* [Passage choisi]:
On s’était dit, de manière un peu prétentieuse,
qu’on voulait restituer le sentiment propre à notre génération,
un sentiment de mal-être diffus. Et on avait fixé
des "stéréotypes" de ce mal-être, qui étaient
des situations ou des objets : le vernissage, la soirée
vidéo, l’informatique et après on "partait en reportage",
on allait voir nos amis et moi j’essayais d’enregistrer dans ma
tête les sensations pour restituer ça. Je t’ai donné
mon journal la veille de mon départ pour un voyage dans
un pays étranger et je suis en train de réaliser
que cela faisait plusieurs mois que j’avais commencé à
tenir un journal assez fragmentaire. Et pendant les trois mois
de ce voyage, il y a eu un déclic dans mon écriture.
J’ai tenu un journal très très dense, où
j’écrivais cinq heures par jour. Je n’ai jamais écrit
autant. J’étais dans un contexte complètement étranger
où je n’avais plus de repères et je transcrivais
tout, toutes les conversations, la plupart des gestes. Et c’est
vrai que quand je suis revenu, dans le travail que nous avons
entrepris en commun, j’étais chargé de ça.

* [Travail à faire]:
(a) Dans le passage sur le journal tenu en voyage, combien d'heures par jour la personne qui parle consacrait-elle à l'écriture ?
(b) Réécris en liste JSON de chaînes, une chaîne par ligne et sans lignes vides, la partie des enregistrements qui commence à la ligne contenant "detection-box-class-0: 0 <box>68 1245" et se termine à celle contenant "detection-box-class-0: 0 <box>494", ces deux lignes incluses.
Le passage et les enregistrements ne proviennent pas de la même source.

* [Lignes d'entrée]:

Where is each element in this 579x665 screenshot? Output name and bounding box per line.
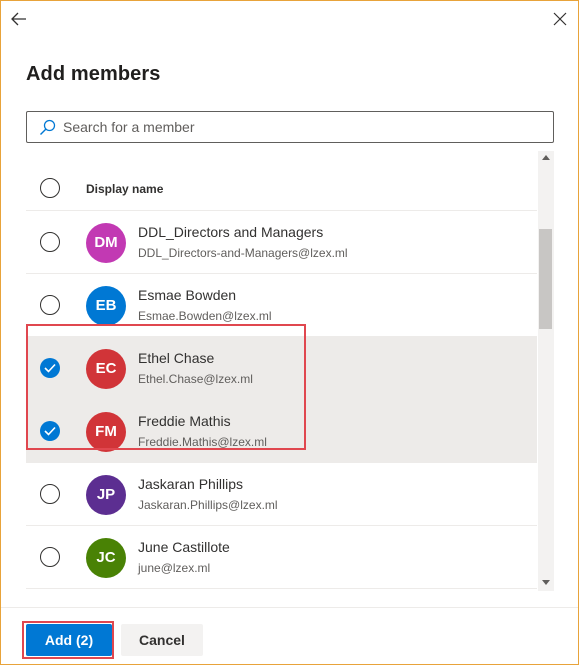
avatar: DM [86, 223, 126, 263]
member-name: June Castillote [138, 539, 230, 555]
member-select-checkbox[interactable] [40, 421, 60, 441]
search-icon [39, 119, 56, 136]
member-row[interactable]: DM DDL_Directors and Managers DDL_Director… [26, 211, 537, 274]
member-select-checkbox[interactable] [40, 484, 60, 504]
member-name: Ethel Chase [138, 350, 215, 366]
search-input[interactable] [63, 112, 543, 142]
column-header-display-name[interactable]: Display name [86, 182, 163, 196]
member-name: Freddie Mathis [138, 413, 231, 429]
member-row[interactable]: JP Jaskaran Phillips Jaskaran.Phillips@lze… [26, 463, 537, 526]
member-email: Freddie.Mathis@lzex.ml [138, 435, 267, 449]
scroll-up-icon[interactable] [542, 155, 550, 160]
member-email: Esmae.Bowden@lzex.ml [138, 309, 272, 323]
footer-divider [1, 607, 578, 608]
scroll-down-icon[interactable] [542, 580, 550, 585]
avatar: JC [86, 538, 126, 578]
avatar: FM [86, 412, 126, 452]
member-email: Ethel.Chase@lzex.ml [138, 372, 253, 386]
avatar: EB [86, 286, 126, 326]
member-email: DDL_Directors-and-Managers@lzex.ml [138, 246, 348, 260]
search-box[interactable] [26, 111, 554, 143]
scrollbar-thumb[interactable] [539, 229, 552, 329]
member-list: Display name DM DDL_Directors and Manager… [26, 151, 554, 591]
member-name: Jaskaran Phillips [138, 476, 244, 492]
list-header: Display name [26, 151, 537, 211]
avatar: EC [86, 349, 126, 389]
member-select-checkbox[interactable] [40, 295, 60, 315]
member-row[interactable]: JC June Castillote june@lzex.ml [26, 526, 537, 589]
avatar: JP [86, 475, 126, 515]
member-select-checkbox[interactable] [40, 232, 60, 252]
close-icon[interactable] [551, 10, 569, 28]
dialog-title: Add members [26, 63, 161, 85]
member-row[interactable]: EB Esmae Bowden Esmae.Bowden@lzex.ml [26, 274, 537, 337]
cancel-button[interactable]: Cancel [121, 624, 203, 656]
back-arrow-icon[interactable] [9, 9, 29, 29]
member-name: DDL_Directors and Managers [138, 224, 324, 240]
member-email: Jaskaran.Phillips@lzex.ml [138, 498, 278, 512]
member-email: june@lzex.ml [138, 561, 211, 575]
member-select-checkbox[interactable] [40, 358, 60, 378]
scrollbar[interactable] [538, 151, 554, 591]
select-all-checkbox[interactable] [40, 178, 60, 198]
add-button[interactable]: Add (2) [26, 624, 112, 656]
member-select-checkbox[interactable] [40, 547, 60, 567]
member-name: Esmae Bowden [138, 287, 237, 303]
member-row[interactable]: EC Ethel Chase Ethel.Chase@lzex.ml [26, 337, 537, 400]
member-row[interactable]: FM Freddie Mathis Freddie.Mathis@lzex.ml [26, 400, 537, 463]
add-members-panel: Add members Display name DM DDL_Directors… [0, 0, 579, 665]
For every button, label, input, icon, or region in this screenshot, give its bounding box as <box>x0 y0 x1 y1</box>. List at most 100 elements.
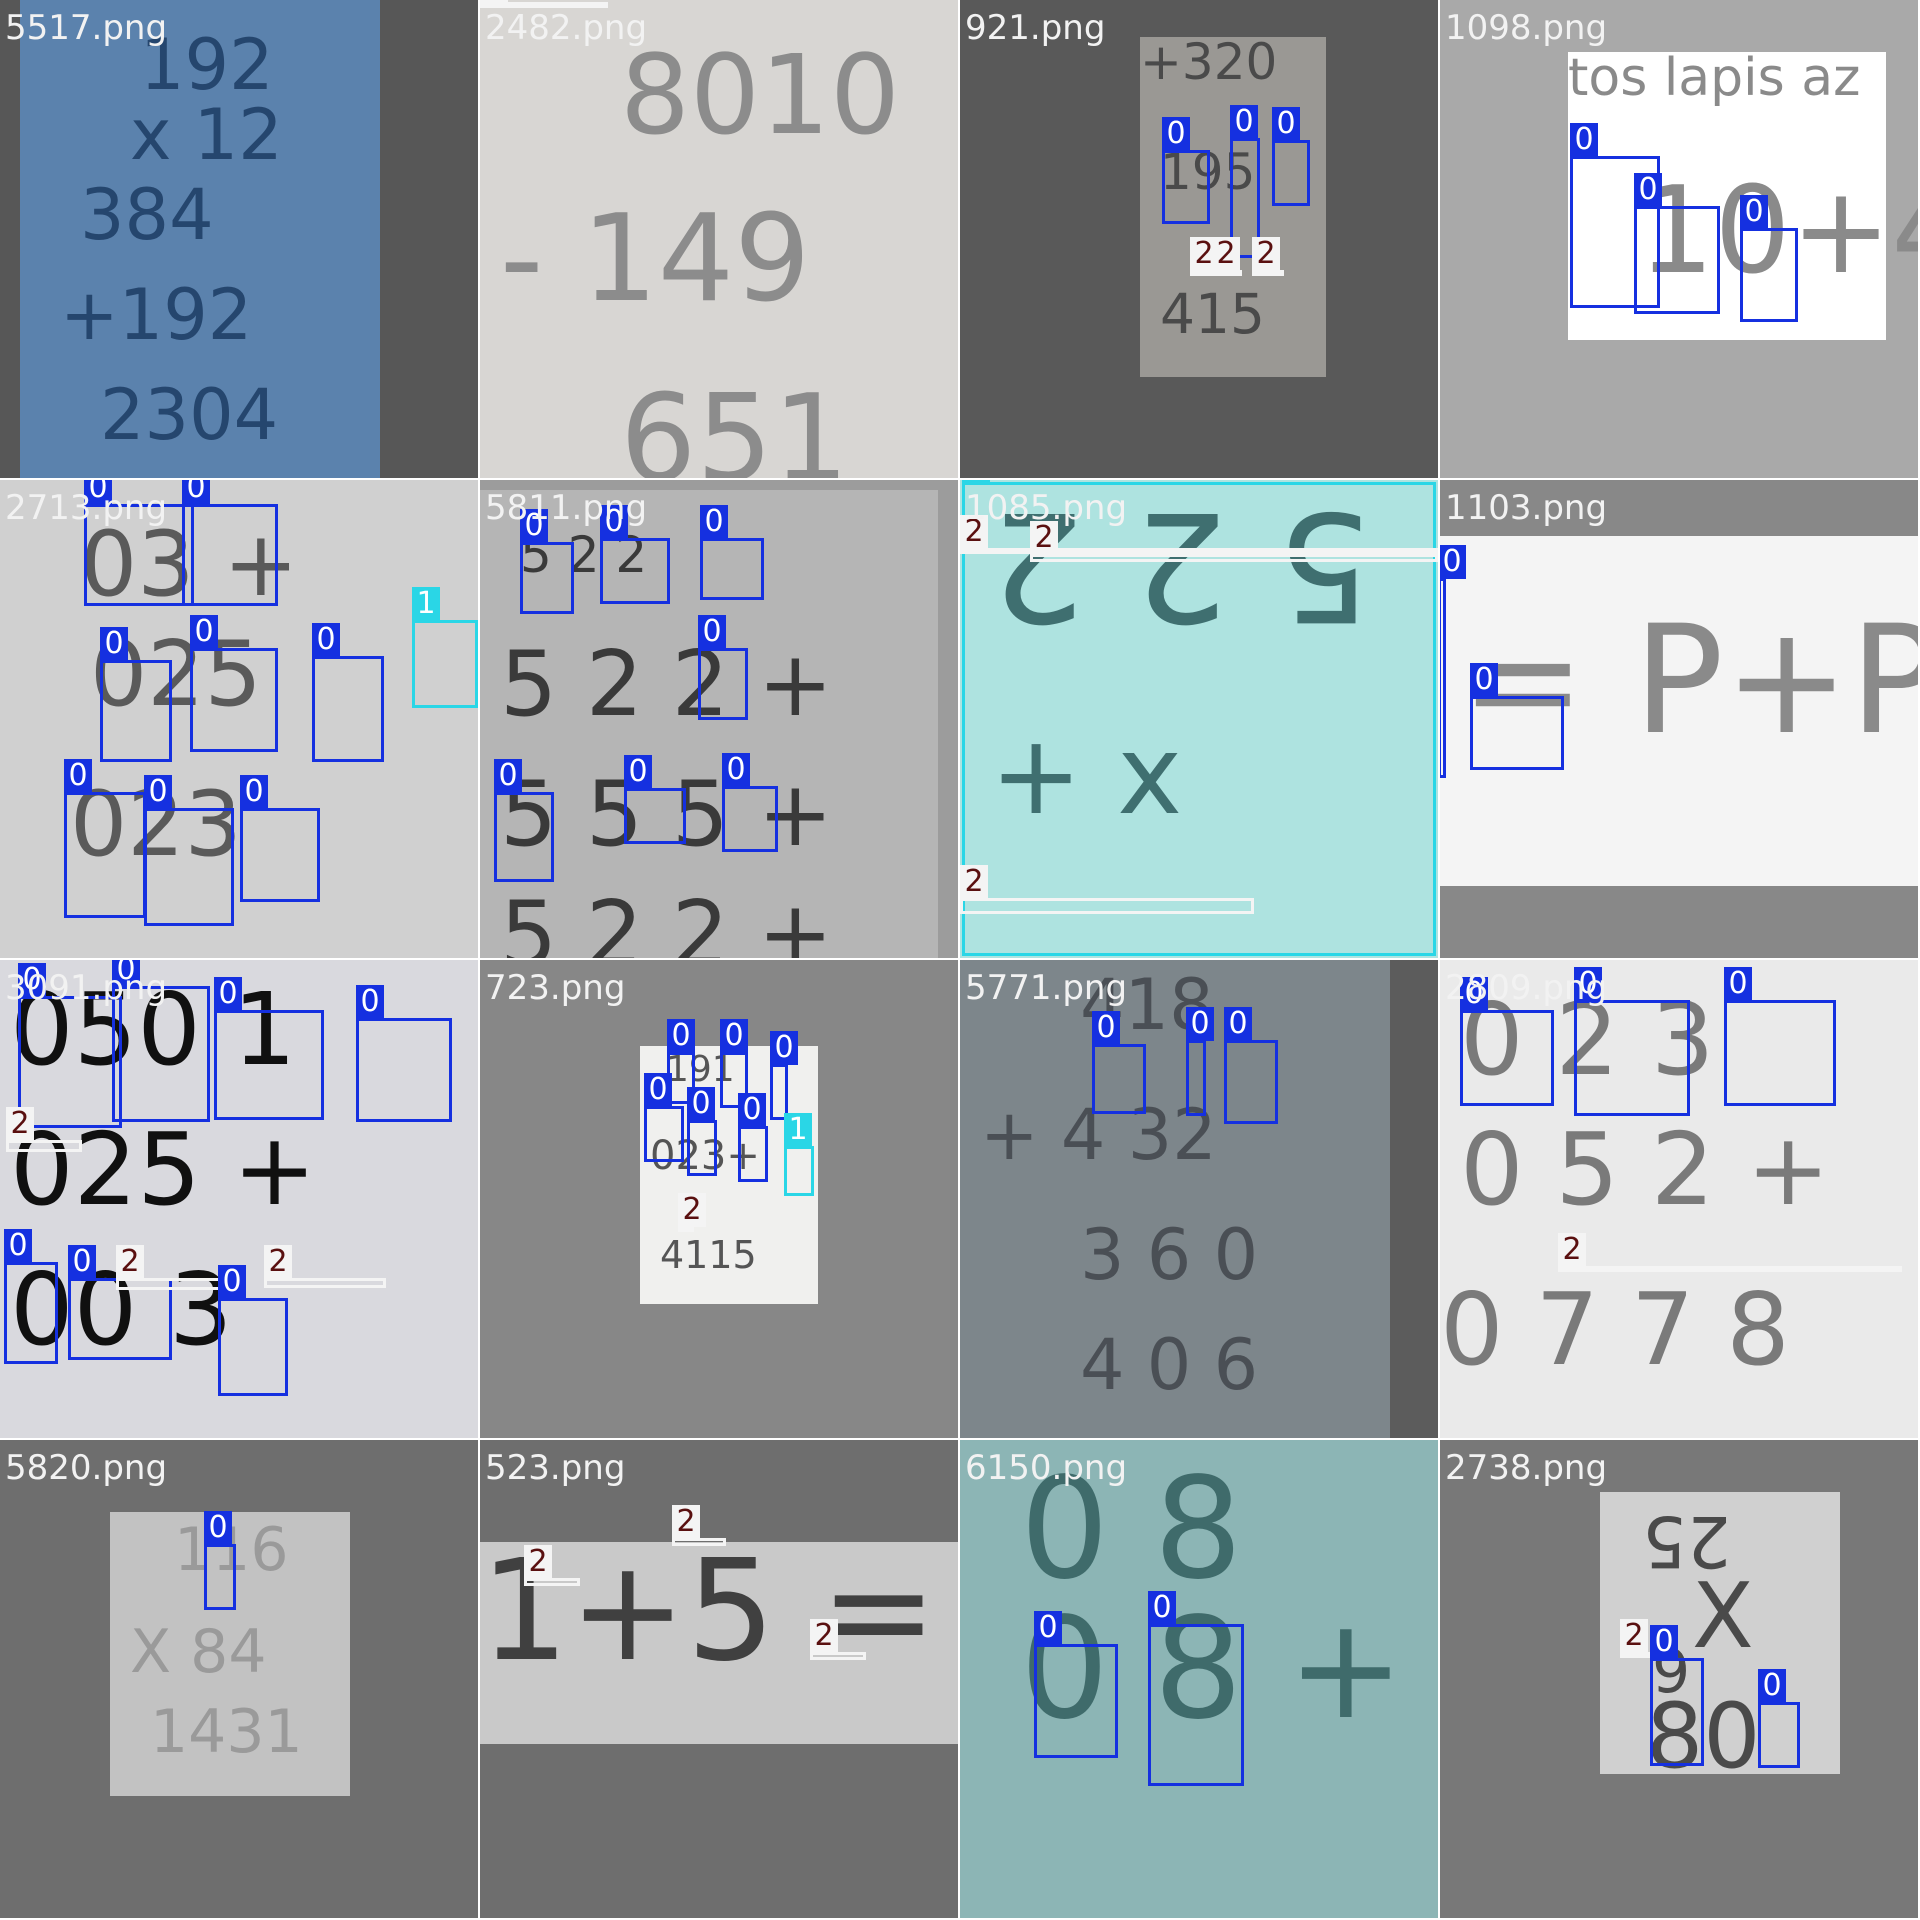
detection-box-class-0: 0 <box>68 1245 172 1360</box>
detection-box-class-2: 2 <box>1030 521 1438 562</box>
handwritten-text: x 12 <box>130 94 283 176</box>
handwritten-text: +192 <box>60 274 253 356</box>
detection-box-class-0: 0 <box>1034 1611 1118 1758</box>
class-label: 0 <box>624 755 652 789</box>
detection-box-class-0: 0 <box>144 775 234 926</box>
class-label: 0 <box>190 615 218 649</box>
handwritten-text: X <box>1692 1564 1754 1669</box>
handwritten-text: 384 <box>80 174 214 256</box>
detection-box-class-2: 2 <box>1212 237 1242 276</box>
mosaic-tile: 1+5 = 2 2 2 523.png <box>480 1440 958 1918</box>
class-label: 0 <box>1650 1625 1678 1659</box>
detection-box-class-0: 0 <box>700 505 764 600</box>
handwritten-text: 415 <box>1160 282 1265 346</box>
tile-filename: 3091.png <box>5 968 168 1008</box>
mosaic-tile: 5 2 2+ x12221085.png <box>960 480 1438 958</box>
mosaic-tile: 0 2 30 5 2 +0 7 7 8 0 0 0 2 2809.png <box>1440 960 1918 1438</box>
detection-box-class-0: 0 <box>494 759 554 882</box>
detection-box-class-0: 0 <box>520 509 574 614</box>
class-label: 2 <box>480 0 508 3</box>
class-label: 0 <box>64 759 92 793</box>
detection-box-class-2: 2 <box>1558 1233 1902 1272</box>
detection-box-class-0: 0 <box>624 755 686 844</box>
detection-box-class-2: 2 <box>960 865 1254 914</box>
detection-box-class-0: 0 <box>600 505 670 604</box>
detection-box-class-0: 0 <box>64 759 146 918</box>
class-label: 0 <box>240 775 268 809</box>
class-label: 2 <box>116 1245 144 1279</box>
detection-box-class-0: 0 <box>698 615 748 720</box>
class-label: 0 <box>1440 545 1466 579</box>
detection-box-class-2: 2 <box>810 1619 866 1660</box>
detection-box-class-0: 0 <box>240 775 320 902</box>
class-label: 1 <box>784 1113 812 1147</box>
class-label: 0 <box>312 623 340 657</box>
handwritten-text: 4115 <box>660 1233 757 1277</box>
detection-box-class-0: 0 <box>4 1229 58 1364</box>
handwritten-text: 0 7 7 8 <box>1440 1271 1790 1388</box>
class-label: 1 <box>962 480 990 483</box>
handwritten-text: - 149 <box>500 190 811 329</box>
class-label: 0 <box>1740 195 1768 229</box>
handwritten-text: 8010 <box>620 31 900 159</box>
detection-box-class-0: 0 <box>1460 977 1554 1106</box>
detection-box-class-0: 0 <box>204 1511 236 1610</box>
detection-box-class-0: 0 <box>687 1087 717 1176</box>
class-label: 0 <box>720 1019 748 1053</box>
detection-box-class-0: 0 <box>218 1265 288 1396</box>
class-label: 0 <box>698 615 726 649</box>
class-label: 2 <box>810 1619 838 1653</box>
class-label: 2 <box>1558 1233 1586 1267</box>
class-label: 0 <box>644 1073 672 1107</box>
class-label: 2 <box>264 1245 292 1279</box>
class-label: 0 <box>356 985 384 1019</box>
class-label: 0 <box>4 1229 32 1263</box>
class-label: 0 <box>1758 1669 1786 1703</box>
class-label: 0 <box>68 1245 96 1279</box>
class-label: 0 <box>1186 1007 1214 1041</box>
detection-box-class-0: 0 <box>312 623 384 762</box>
tile-filename: 2713.png <box>5 488 168 528</box>
class-label: 0 <box>1224 1007 1252 1041</box>
mosaic-tile: 5 2 25 2 2 +5 5 5 +5 2 2 +0 0 0 0 0 0 0 5811.pn… <box>480 480 958 958</box>
detection-box-class-0: 0 <box>190 615 278 752</box>
class-label: 2 <box>1252 237 1280 271</box>
handwritten-text: 5 2 2 + <box>500 882 834 959</box>
class-label: 0 <box>722 753 750 787</box>
tile-filename: 5771.png <box>965 968 1128 1008</box>
tile-filename: 2482.png <box>485 8 648 48</box>
detection-box-class-0: 0 <box>1758 1669 1800 1768</box>
detection-box-class-0: 0 <box>644 1073 684 1162</box>
mosaic-tile: = P+P 0 0 1103.png <box>1440 480 1918 958</box>
detection-box-class-2: 2 <box>678 1193 706 1232</box>
class-label: 0 <box>214 977 242 1011</box>
class-label: 0 <box>1634 173 1662 207</box>
class-label: 0 <box>770 1031 798 1065</box>
prediction-mosaic: 192x 12384+19223045517.png8010- 14965122… <box>0 0 1920 1920</box>
class-label: 2 <box>1212 237 1240 271</box>
handwritten-text: +320 <box>1140 33 1278 91</box>
mosaic-tile: 8010 - 149 651 2 2482.png <box>480 0 958 478</box>
class-label: 0 <box>100 627 128 661</box>
class-label: 2 <box>6 1107 34 1141</box>
mosaic-tile: 0 80 8 +0 0 6150.png <box>960 1440 1438 1918</box>
detection-box-class-2: 2 <box>116 1245 226 1290</box>
detection-box-class-0: 0 <box>1148 1591 1244 1786</box>
detection-box-class-2: 2 <box>524 1545 580 1586</box>
class-label: 0 <box>1272 107 1300 141</box>
tile-filename: 523.png <box>485 1448 626 1488</box>
detection-box-class-0: 0 <box>100 627 172 762</box>
detection-box-class-2: 2 <box>264 1245 386 1288</box>
detection-box-class-0: 0 <box>1740 195 1798 322</box>
class-label: 2 <box>524 1545 552 1579</box>
tile-filename: 921.png <box>965 8 1106 48</box>
detection-box-class-0: 0 <box>1092 1011 1146 1114</box>
detection-box-class-0: 0 <box>214 977 324 1120</box>
class-label: 0 <box>1724 967 1752 1001</box>
mosaic-tile: 418 + 4 32 3 6 04 0 6 0 0 0 5771.png <box>960 960 1438 1438</box>
detection-box-class-0: 0 <box>770 1031 798 1120</box>
detection-box-class-0: 0 <box>1272 107 1310 206</box>
class-label: 0 <box>1162 117 1190 151</box>
tile-filename: 2809.png <box>1445 968 1608 1008</box>
class-label: 2 <box>672 1505 700 1539</box>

* [Réponses]:
(a) Cinq heures par jour.

(b)
[
  "detection-box-class-0: 0 <box>68 1245 172 1360</box>",
  "detection-box-class-2: 2 <box>1030 521 1438 562</box>",
  "handwritten-text: x 12 <box>130 94 283 176</box>",
  "handwritten-text: +192 <box>60 274 253 356</box>",
  "detection-box-class-0: 0 <box>1034 1611 1118 1758</box>",
  "class-label: 0 <box>624 755 652 789</box>",
  "detection-box-class-0: 0 <box>144 775 234 926</box>",
  "class-label: 0 <box>190 615 218 649</box>",
  "handwritten-text: X <box>1692 1564 1754 1669</box>",
  "handwritten-text: 384 <box>80 174 214 256</box>",
  "detection-box-class-2: 2 <box>1212 237 1242 276</box>",
  "mosaic-tile: 1+5 = 2 2 2 523.png <box>480 1440 958 1918</box>",
  "class-label: 0 <box>1650 1625 1678 1659</box>",
  "detection-box-class-0: 0 <box>700 505 764 600</box>",
  "handwritten-text: 415 <box>1160 282 1265 346</box>",
  "tile-filename: 3091.png <box>5 968 168 1008</box>",
  "mosaic-tile: 5 2 2+ x12221085.png <box>960 480 1438 958</box>",
  "mosaic-tile: 0 2 30 5 2 +0 7 7 8 0 0 0 2 2809.png <box>1440 960 1918 1438</box>",
  "detection-box-class-0: 0 <box>494 759 554 882</box>"
]